Requirements
Copy the listing verbatim, excluding any images found in it.
[start Data rows]
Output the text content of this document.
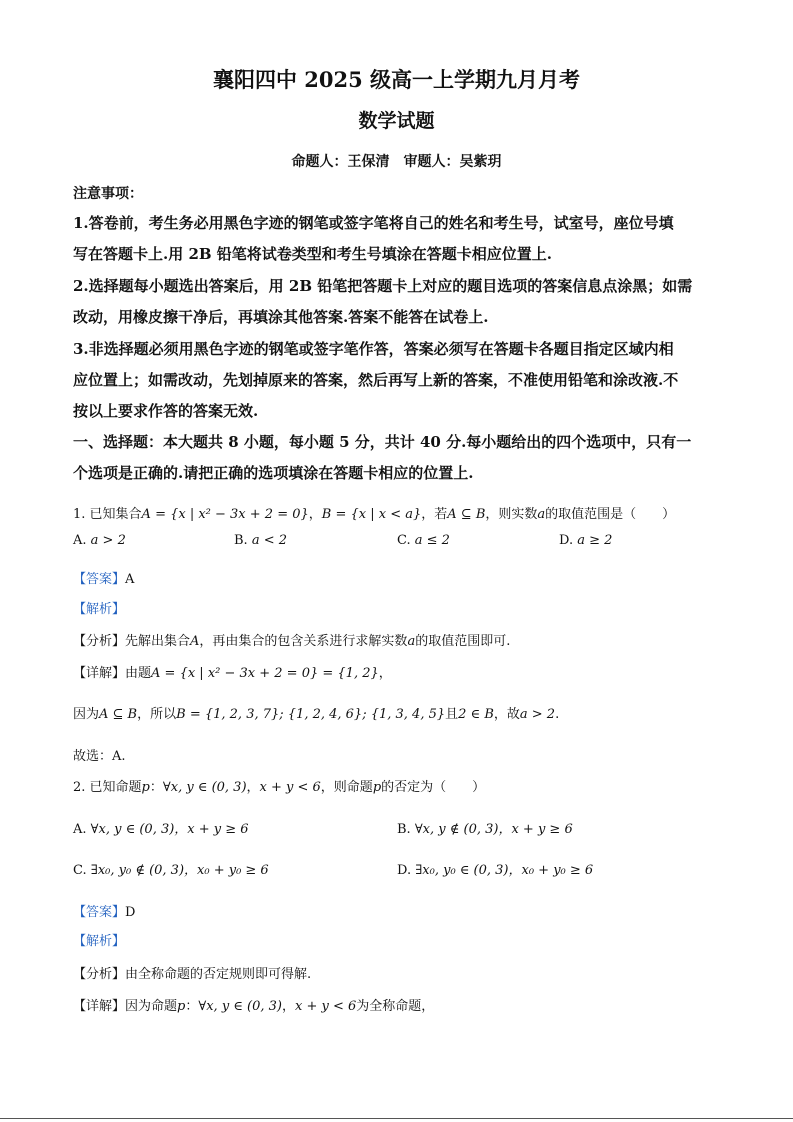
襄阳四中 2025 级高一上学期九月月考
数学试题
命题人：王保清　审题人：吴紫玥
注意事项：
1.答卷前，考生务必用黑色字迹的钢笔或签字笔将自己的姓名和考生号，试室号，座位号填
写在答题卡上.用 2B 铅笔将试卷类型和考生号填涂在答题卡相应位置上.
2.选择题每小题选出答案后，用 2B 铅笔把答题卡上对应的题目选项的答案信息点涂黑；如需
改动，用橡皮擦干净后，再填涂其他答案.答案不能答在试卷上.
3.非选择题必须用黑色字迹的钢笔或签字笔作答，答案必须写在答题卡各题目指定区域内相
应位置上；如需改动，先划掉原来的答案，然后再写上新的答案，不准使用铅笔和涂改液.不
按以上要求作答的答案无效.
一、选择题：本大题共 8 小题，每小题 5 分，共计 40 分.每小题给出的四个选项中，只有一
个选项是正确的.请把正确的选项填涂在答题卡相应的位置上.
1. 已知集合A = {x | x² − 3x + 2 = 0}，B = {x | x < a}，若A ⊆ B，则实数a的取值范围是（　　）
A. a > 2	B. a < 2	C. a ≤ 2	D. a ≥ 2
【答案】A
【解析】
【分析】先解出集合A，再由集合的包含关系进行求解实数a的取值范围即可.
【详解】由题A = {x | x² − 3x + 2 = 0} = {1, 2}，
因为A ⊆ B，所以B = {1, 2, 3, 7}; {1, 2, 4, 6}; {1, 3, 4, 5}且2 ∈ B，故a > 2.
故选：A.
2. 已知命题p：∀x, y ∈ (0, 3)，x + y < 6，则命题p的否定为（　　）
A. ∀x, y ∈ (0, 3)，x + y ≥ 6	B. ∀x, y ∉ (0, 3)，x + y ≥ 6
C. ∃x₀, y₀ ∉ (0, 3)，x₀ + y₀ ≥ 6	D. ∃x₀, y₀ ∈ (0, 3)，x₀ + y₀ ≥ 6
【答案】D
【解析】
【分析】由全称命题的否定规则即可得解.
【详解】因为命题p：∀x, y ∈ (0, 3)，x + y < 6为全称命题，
[end Data rows]
Exercise output
Output the text content of this document.
襄阳四中 2025 级高一上学期九月月考
数学试题
命题人：王保清　审题人：吴紫玥
注意事项：
1.答卷前，考生务必用黑色字迹的钢笔或签字笔将自己的姓名和考生号，试室号，座位号填
写在答题卡上.用 2B 铅笔将试卷类型和考生号填涂在答题卡相应位置上.
2.选择题每小题选出答案后，用 2B 铅笔把答题卡上对应的题目选项的答案信息点涂黑；如需
改动，用橡皮擦干净后，再填涂其他答案.答案不能答在试卷上.
3.非选择题必须用黑色字迹的钢笔或签字笔作答，答案必须写在答题卡各题目指定区域内相
应位置上；如需改动，先划掉原来的答案，然后再写上新的答案，不准使用铅笔和涂改液.不
按以上要求作答的答案无效.
一、选择题：本大题共 8 小题，每小题 5 分，共计 40 分.每小题给出的四个选项中，只有一
个选项是正确的.请把正确的选项填涂在答题卡相应的位置上.
1. 已知集合A = {x | x² − 3x + 2 = 0}，B = {x | x < a}，若A ⊆ B，则实数a的取值范围是（　　）
A. a > 2	B. a < 2	C. a ≤ 2	D. a ≥ 2
【答案】A
【解析】
【分析】先解出集合A，再由集合的包含关系进行求解实数a的取值范围即可.
【详解】由题A = {x | x² − 3x + 2 = 0} = {1, 2}，
因为A ⊆ B，所以B = {1, 2, 3, 7}; {1, 2, 4, 6}; {1, 3, 4, 5}且2 ∈ B，故a > 2.
故选：A.
2. 已知命题p：∀x, y ∈ (0, 3)，x + y < 6，则命题p的否定为（　　）
A. ∀x, y ∈ (0, 3)，x + y ≥ 6	B. ∀x, y ∉ (0, 3)，x + y ≥ 6
C. ∃x₀, y₀ ∉ (0, 3)，x₀ + y₀ ≥ 6	D. ∃x₀, y₀ ∈ (0, 3)，x₀ + y₀ ≥ 6
【答案】D
【解析】
【分析】由全称命题的否定规则即可得解.
【详解】因为命题p：∀x, y ∈ (0, 3)，x + y < 6为全称命题，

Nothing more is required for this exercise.